● EXERCISE BRIEF: Check every line below for the word "Karjalan" and copy each one that has it.

● SOURCE DATA:

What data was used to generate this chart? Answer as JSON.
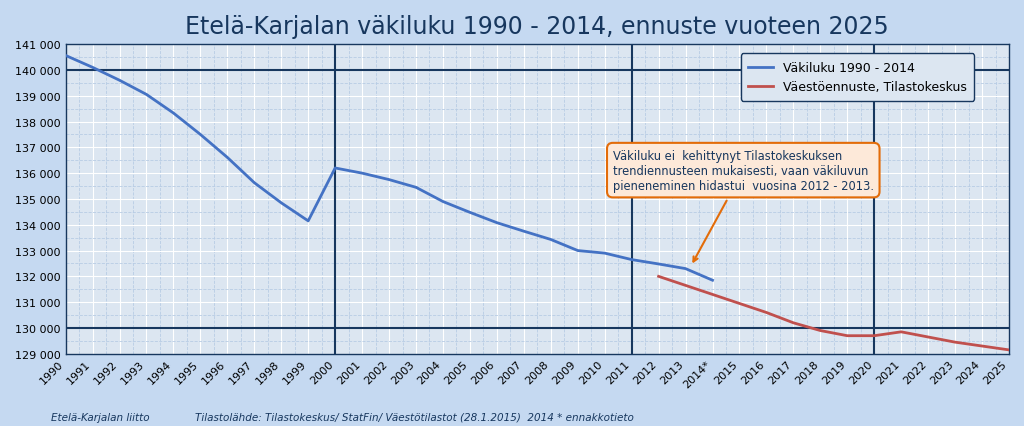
{
  "title": "Etelä-Karjalan väkiluku 1990 - 2014, ennuste vuoteen 2025",
  "title_fontsize": 17,
  "background_color": "#c5d9f1",
  "plot_background_color": "#dce6f1",
  "grid_major_color": "#ffffff",
  "grid_minor_color": "#b8cce4",
  "actual_line_color": "#4472c4",
  "forecast_line_color": "#c0504d",
  "actual_label": "Väkiluku 1990 - 2014",
  "forecast_label": "Väestöennuste, Tilastokeskus",
  "tick_fontsize": 8,
  "footer_left": "Etelä-Karjalan liitto",
  "footer_right": "Tilastolähde: Tilastokeskus/ StatFin/ Väestötilastot (28.1.2015)  2014 * ennakkotieto",
  "ylim": [
    129000,
    141000
  ],
  "yticks": [
    129000,
    130000,
    131000,
    132000,
    133000,
    134000,
    135000,
    136000,
    137000,
    138000,
    139000,
    140000,
    141000
  ],
  "vertical_lines": [
    2000,
    2011,
    2020
  ],
  "actual_years": [
    1990,
    1991,
    1992,
    1993,
    1994,
    1995,
    1996,
    1997,
    1998,
    1999,
    2000,
    2001,
    2002,
    2003,
    2004,
    2005,
    2006,
    2007,
    2008,
    2009,
    2010,
    2011,
    2012,
    2013,
    2014
  ],
  "actual_values": [
    140561,
    140100,
    139600,
    139050,
    138330,
    137500,
    136610,
    135630,
    134850,
    134150,
    136200,
    136000,
    135750,
    135450,
    134900,
    134480,
    134080,
    133750,
    133430,
    133000,
    132900,
    132650,
    132480,
    132300,
    131850
  ],
  "forecast_years": [
    2012,
    2013,
    2014,
    2015,
    2016,
    2017,
    2018,
    2019,
    2020,
    2021,
    2022,
    2023,
    2024,
    2025
  ],
  "forecast_values": [
    132000,
    131650,
    131300,
    130950,
    130600,
    130200,
    129900,
    129700,
    129700,
    129850,
    129650,
    129450,
    129300,
    129150
  ],
  "annotation_text": "Väkiluku ei  kehittynyt Tilastokeskuksen\ntrendiennusteen mukaisesti, vaan väkiluvun\npieneneminen hidastui  vuosina 2012 - 2013.",
  "arrow_color": "#e36c09",
  "annot_box_color": "#fde9d9",
  "annot_edge_color": "#e36c09",
  "spine_color": "#17375e",
  "vline_color": "#17375e"
}
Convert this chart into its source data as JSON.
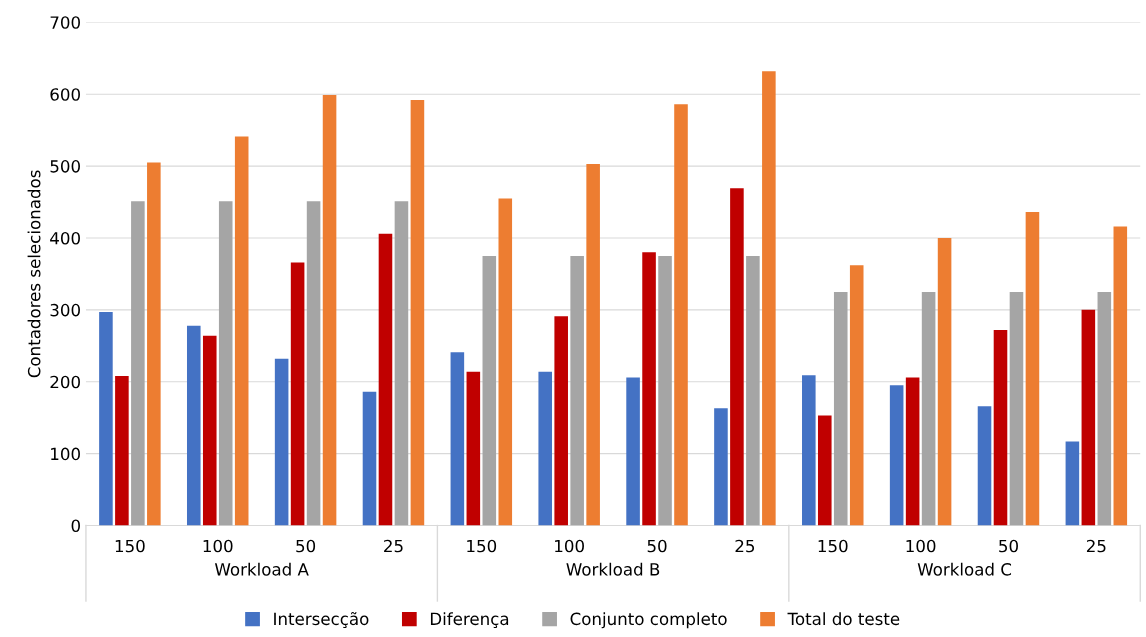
{
  "chart_data": {
    "type": "bar",
    "ylabel": "Contadores selecionados",
    "categories": [
      "150",
      "100",
      "50",
      "25",
      "150",
      "100",
      "50",
      "25",
      "150",
      "100",
      "50",
      "25"
    ],
    "series": [
      {
        "name": "Intersecção",
        "color": "#4472c4",
        "values": [
          297,
          278,
          232,
          186,
          241,
          214,
          206,
          163,
          209,
          195,
          166,
          117
        ]
      },
      {
        "name": "Diferença",
        "color": "#c00000",
        "values": [
          208,
          264,
          366,
          406,
          214,
          291,
          380,
          469,
          153,
          206,
          272,
          300
        ]
      },
      {
        "name": "Conjunto completo",
        "color": "#a5a5a5",
        "values": [
          451,
          451,
          451,
          451,
          375,
          375,
          375,
          375,
          325,
          325,
          325,
          325
        ]
      },
      {
        "name": "Total do teste",
        "color": "#ed7d31",
        "values": [
          505,
          541,
          599,
          592,
          455,
          503,
          586,
          632,
          362,
          400,
          436,
          416
        ]
      }
    ],
    "annotations": [
      "Workload A",
      "Workload B",
      "Workload C"
    ],
    "ylim": [
      0,
      700
    ],
    "yticks": [
      0,
      100,
      200,
      300,
      400,
      500,
      600,
      700
    ],
    "grid": "y",
    "legend": "bottom"
  }
}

● TASK RESPONSE:
  "title": "Etelä-Karjalan väkiluku 1990 - 2014, ennuste vuoteen 2025",
  "footer_left": "Etelä-Karjalan liitto",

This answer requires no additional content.